[START Records supplied]
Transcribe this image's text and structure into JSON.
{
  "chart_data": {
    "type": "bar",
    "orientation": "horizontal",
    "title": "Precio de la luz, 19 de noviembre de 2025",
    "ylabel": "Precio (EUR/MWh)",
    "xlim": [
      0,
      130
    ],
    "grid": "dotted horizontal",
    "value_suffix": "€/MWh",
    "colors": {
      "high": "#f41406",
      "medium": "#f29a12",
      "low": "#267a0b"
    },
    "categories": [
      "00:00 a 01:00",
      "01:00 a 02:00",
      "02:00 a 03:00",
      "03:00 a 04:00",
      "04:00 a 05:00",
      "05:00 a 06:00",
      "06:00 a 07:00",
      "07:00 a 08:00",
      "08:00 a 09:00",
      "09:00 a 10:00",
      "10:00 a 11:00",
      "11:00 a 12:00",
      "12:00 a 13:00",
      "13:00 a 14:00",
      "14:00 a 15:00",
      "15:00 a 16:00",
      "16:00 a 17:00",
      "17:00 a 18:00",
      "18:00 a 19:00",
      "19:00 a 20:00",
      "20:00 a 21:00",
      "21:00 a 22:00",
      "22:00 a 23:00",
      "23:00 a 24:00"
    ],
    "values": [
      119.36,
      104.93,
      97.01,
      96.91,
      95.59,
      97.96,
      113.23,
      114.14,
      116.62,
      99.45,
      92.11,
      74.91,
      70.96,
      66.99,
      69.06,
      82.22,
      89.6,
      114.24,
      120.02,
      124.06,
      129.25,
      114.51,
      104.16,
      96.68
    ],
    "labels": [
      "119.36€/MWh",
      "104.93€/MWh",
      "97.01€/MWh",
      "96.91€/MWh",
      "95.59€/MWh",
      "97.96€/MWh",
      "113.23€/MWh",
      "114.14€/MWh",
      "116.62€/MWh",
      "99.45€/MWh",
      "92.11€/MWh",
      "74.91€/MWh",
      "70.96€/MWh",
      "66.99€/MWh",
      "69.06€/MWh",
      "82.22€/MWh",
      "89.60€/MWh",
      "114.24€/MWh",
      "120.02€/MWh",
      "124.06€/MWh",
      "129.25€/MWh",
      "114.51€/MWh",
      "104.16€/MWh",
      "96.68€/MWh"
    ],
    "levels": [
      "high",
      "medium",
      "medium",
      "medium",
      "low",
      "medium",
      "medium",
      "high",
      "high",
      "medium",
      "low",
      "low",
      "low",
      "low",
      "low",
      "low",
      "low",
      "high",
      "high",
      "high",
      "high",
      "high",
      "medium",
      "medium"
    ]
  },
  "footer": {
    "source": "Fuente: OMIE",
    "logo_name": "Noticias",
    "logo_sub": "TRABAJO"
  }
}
[END Records supplied]
[START Records supplied]
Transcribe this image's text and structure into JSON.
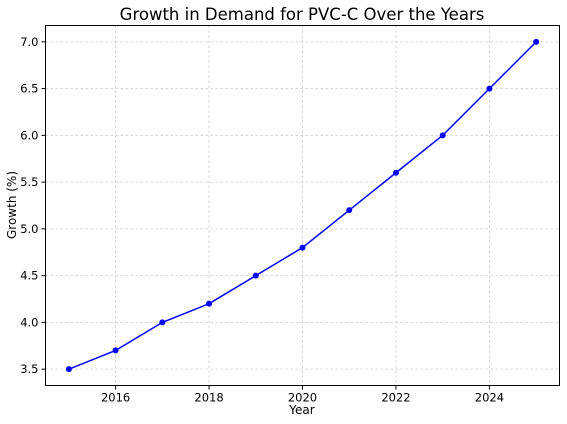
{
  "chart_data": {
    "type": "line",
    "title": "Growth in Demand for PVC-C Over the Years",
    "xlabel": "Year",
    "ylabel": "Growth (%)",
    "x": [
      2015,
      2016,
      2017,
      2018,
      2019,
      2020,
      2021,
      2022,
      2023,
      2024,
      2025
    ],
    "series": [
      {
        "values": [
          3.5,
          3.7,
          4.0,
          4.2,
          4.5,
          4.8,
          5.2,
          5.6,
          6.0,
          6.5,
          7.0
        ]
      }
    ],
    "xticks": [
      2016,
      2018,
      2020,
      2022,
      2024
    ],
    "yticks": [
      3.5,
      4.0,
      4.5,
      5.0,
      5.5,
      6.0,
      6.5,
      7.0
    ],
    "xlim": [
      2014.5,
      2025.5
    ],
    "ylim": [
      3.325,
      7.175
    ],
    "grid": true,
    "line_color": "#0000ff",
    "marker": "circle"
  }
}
[END Records supplied]
■ Given task ■
Copy every line of the entries above in which "title" occurs.

■ Solution to this problem ■
    "title": "Precio de la luz, 19 de noviembre de 2025",
    "title": "Growth in Demand for PVC-C Over the Years",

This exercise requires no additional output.